## THE REQUEST
Find all lines in the records that include the word "screenshot", and copy them out.
>>>>
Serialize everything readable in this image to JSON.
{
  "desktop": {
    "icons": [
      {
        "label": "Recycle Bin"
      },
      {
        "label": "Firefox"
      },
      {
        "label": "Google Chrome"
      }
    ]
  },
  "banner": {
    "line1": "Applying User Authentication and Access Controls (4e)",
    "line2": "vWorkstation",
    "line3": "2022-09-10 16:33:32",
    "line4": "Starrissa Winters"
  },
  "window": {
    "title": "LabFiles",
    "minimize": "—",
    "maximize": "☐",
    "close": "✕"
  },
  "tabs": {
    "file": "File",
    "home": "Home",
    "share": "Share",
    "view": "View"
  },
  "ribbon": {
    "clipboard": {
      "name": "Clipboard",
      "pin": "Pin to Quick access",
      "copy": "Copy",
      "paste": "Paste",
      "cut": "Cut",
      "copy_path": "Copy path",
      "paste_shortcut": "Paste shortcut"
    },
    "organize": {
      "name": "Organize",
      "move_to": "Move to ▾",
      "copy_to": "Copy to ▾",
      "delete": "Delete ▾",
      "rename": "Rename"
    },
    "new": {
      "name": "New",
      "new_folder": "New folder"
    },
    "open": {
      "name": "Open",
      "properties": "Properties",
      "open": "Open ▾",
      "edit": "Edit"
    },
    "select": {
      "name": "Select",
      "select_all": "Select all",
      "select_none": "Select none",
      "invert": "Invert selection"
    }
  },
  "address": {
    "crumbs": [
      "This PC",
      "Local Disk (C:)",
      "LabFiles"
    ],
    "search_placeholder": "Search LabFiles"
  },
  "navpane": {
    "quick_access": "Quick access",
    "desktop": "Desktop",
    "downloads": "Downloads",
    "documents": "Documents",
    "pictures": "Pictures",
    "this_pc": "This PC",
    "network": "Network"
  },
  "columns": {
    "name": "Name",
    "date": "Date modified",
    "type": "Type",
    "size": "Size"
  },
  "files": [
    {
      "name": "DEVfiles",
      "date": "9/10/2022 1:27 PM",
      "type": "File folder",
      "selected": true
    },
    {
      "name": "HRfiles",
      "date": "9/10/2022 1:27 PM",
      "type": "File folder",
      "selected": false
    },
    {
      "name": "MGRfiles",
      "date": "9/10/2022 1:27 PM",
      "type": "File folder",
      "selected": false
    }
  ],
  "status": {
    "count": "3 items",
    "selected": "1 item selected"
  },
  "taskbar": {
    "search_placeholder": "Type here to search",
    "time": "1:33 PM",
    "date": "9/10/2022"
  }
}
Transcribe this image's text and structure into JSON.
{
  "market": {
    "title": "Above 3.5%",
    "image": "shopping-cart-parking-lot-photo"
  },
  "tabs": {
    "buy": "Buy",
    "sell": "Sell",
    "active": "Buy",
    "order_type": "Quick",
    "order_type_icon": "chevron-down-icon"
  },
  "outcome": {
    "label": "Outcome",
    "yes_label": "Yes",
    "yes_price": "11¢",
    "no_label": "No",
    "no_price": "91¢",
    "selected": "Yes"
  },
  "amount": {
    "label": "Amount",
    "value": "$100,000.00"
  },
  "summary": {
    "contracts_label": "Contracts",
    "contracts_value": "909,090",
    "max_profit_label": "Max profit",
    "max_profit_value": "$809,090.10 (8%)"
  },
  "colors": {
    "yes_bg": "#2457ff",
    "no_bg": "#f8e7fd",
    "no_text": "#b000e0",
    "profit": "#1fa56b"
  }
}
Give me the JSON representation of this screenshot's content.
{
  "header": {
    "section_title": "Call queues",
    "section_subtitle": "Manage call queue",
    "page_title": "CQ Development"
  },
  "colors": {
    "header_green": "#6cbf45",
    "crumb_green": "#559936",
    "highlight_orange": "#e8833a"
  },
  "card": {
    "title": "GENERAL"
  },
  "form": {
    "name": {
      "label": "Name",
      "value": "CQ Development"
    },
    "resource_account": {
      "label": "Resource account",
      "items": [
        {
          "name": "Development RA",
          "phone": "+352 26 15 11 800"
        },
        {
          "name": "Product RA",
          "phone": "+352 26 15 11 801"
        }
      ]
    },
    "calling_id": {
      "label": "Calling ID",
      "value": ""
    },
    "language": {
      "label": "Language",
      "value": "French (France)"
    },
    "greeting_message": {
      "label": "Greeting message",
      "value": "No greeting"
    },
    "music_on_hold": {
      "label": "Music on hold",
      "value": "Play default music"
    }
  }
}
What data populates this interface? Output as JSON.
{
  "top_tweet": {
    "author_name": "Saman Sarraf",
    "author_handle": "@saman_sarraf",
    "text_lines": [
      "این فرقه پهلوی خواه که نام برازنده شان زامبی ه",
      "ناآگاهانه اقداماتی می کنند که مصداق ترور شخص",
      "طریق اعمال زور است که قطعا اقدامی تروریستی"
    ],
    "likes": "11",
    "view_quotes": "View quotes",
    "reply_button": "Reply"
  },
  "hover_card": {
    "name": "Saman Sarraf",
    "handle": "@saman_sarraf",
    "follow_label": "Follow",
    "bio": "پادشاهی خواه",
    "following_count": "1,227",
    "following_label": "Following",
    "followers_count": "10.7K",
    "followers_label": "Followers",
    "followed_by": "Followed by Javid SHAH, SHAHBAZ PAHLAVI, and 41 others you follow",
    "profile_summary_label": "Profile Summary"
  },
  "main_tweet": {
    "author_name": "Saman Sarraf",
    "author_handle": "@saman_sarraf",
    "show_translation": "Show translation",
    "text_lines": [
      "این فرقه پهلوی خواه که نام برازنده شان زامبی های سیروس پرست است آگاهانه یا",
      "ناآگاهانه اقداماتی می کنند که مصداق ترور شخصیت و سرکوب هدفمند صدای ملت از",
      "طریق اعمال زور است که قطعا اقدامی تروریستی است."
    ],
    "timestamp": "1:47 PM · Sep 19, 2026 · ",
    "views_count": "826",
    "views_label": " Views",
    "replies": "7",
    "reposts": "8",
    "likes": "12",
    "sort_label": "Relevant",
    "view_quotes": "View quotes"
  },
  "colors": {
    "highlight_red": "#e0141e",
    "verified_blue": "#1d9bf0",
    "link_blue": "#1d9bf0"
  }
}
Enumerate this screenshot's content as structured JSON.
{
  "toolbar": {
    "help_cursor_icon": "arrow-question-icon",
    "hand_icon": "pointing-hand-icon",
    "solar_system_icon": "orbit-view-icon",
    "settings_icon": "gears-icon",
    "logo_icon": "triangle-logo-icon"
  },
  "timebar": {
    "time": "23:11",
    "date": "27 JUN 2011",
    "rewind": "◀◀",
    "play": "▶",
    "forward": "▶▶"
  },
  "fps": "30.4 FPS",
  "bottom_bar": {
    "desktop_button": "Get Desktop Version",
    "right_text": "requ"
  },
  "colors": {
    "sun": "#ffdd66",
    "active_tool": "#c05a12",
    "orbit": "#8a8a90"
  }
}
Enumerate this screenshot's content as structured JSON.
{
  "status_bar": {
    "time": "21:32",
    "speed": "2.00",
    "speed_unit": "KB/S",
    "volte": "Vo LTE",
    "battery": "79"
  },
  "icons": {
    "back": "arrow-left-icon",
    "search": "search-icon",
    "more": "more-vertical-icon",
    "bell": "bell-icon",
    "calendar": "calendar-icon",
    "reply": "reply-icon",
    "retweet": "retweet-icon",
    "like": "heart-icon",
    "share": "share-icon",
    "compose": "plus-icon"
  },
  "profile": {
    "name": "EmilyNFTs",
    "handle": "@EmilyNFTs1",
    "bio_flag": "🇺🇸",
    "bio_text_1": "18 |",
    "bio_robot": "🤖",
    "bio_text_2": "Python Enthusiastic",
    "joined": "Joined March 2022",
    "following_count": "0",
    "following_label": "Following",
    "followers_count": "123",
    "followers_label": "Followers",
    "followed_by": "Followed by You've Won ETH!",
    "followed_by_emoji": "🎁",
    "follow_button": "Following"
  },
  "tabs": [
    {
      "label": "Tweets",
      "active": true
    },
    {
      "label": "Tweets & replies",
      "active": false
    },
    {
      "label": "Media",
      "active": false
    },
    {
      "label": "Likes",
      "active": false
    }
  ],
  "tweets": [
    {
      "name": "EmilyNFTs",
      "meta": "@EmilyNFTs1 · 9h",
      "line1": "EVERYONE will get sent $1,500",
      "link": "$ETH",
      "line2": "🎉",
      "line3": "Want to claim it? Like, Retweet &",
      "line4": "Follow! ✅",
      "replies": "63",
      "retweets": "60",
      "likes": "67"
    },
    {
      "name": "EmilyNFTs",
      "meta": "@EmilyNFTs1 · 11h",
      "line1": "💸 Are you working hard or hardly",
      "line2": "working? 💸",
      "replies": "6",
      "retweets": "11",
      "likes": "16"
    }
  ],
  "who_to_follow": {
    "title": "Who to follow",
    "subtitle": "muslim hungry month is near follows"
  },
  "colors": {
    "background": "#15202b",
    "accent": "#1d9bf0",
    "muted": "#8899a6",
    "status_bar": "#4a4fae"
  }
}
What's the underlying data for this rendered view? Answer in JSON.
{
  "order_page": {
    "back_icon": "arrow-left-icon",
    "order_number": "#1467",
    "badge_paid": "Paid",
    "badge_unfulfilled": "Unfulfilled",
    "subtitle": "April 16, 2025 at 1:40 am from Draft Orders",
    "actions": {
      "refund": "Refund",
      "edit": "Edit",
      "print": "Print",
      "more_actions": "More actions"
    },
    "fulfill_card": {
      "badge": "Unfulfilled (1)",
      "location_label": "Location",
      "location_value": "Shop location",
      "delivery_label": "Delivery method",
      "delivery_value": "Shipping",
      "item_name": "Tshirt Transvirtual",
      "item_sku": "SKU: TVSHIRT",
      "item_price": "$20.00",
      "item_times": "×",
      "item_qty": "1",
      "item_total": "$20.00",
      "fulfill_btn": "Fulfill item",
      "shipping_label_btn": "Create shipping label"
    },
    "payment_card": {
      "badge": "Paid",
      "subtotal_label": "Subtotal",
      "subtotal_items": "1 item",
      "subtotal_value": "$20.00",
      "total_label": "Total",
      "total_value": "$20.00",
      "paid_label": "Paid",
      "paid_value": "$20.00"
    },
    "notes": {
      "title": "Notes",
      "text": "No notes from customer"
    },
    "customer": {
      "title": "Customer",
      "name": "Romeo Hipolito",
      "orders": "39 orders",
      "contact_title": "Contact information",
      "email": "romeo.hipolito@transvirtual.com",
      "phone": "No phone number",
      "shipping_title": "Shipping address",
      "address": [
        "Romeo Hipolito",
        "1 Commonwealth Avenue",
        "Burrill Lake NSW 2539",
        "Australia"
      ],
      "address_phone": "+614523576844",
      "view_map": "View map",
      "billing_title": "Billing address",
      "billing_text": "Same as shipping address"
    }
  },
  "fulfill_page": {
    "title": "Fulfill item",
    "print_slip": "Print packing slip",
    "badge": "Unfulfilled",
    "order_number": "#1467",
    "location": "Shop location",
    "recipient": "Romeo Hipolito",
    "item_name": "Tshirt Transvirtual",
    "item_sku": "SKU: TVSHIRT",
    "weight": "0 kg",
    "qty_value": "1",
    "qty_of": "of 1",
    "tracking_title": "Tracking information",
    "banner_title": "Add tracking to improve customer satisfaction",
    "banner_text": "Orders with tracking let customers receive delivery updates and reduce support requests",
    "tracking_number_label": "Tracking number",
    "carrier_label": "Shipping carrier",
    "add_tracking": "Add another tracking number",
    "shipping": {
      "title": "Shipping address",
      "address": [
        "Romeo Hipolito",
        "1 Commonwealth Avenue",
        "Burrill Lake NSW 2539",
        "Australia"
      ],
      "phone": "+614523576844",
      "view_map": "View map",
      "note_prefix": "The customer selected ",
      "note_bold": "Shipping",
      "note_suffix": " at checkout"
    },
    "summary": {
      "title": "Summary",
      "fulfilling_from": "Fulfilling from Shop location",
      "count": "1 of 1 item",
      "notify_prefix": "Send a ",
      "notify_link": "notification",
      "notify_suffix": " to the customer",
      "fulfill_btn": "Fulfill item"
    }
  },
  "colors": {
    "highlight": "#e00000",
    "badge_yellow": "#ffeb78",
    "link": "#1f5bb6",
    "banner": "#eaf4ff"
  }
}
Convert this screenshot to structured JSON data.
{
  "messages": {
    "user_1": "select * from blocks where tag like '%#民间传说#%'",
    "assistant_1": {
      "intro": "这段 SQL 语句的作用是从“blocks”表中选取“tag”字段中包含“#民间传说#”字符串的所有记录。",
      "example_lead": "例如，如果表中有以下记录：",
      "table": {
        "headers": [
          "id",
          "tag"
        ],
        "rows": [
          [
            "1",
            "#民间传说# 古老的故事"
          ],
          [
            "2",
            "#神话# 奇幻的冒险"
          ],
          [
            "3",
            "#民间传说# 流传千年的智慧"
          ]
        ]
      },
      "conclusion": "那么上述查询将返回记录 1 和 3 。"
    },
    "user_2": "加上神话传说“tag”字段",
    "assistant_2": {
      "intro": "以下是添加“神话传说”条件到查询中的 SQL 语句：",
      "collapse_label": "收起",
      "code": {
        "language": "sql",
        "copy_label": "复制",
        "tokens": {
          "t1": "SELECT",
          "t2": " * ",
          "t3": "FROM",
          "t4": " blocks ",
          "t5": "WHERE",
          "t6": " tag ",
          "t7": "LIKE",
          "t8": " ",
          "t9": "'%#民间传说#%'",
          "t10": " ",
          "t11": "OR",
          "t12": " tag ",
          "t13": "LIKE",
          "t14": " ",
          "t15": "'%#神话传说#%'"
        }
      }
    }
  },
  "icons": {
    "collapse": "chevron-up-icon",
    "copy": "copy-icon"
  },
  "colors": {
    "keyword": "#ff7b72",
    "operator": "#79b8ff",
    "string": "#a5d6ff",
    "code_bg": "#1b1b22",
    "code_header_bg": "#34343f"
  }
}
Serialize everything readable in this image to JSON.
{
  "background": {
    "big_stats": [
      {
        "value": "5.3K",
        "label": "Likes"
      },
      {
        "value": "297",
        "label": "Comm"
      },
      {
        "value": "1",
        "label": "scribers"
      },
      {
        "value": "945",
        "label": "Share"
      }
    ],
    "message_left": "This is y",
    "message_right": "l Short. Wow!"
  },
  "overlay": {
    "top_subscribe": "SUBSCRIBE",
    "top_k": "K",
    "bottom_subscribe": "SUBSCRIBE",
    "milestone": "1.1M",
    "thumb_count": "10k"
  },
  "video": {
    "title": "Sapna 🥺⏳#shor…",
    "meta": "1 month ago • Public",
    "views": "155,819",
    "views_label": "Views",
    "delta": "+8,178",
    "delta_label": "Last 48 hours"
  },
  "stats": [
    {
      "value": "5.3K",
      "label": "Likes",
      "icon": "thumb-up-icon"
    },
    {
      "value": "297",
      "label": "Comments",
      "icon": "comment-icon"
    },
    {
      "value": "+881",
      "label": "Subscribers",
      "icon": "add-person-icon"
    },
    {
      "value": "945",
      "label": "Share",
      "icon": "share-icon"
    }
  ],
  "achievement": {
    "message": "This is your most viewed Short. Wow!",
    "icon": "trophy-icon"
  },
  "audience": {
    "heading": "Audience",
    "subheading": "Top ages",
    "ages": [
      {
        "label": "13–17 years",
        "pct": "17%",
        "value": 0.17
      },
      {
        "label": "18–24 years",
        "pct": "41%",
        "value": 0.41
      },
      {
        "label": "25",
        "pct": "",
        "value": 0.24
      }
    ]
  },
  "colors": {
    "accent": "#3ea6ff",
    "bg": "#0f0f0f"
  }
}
<<<<
## REPLY TO THE EXERCISE
Give me the JSON representation of this screenshot's content.
Enumerate this screenshot's content as structured JSON.
Enumerate this screenshot's content as structured JSON.
Convert this screenshot to structured JSON data.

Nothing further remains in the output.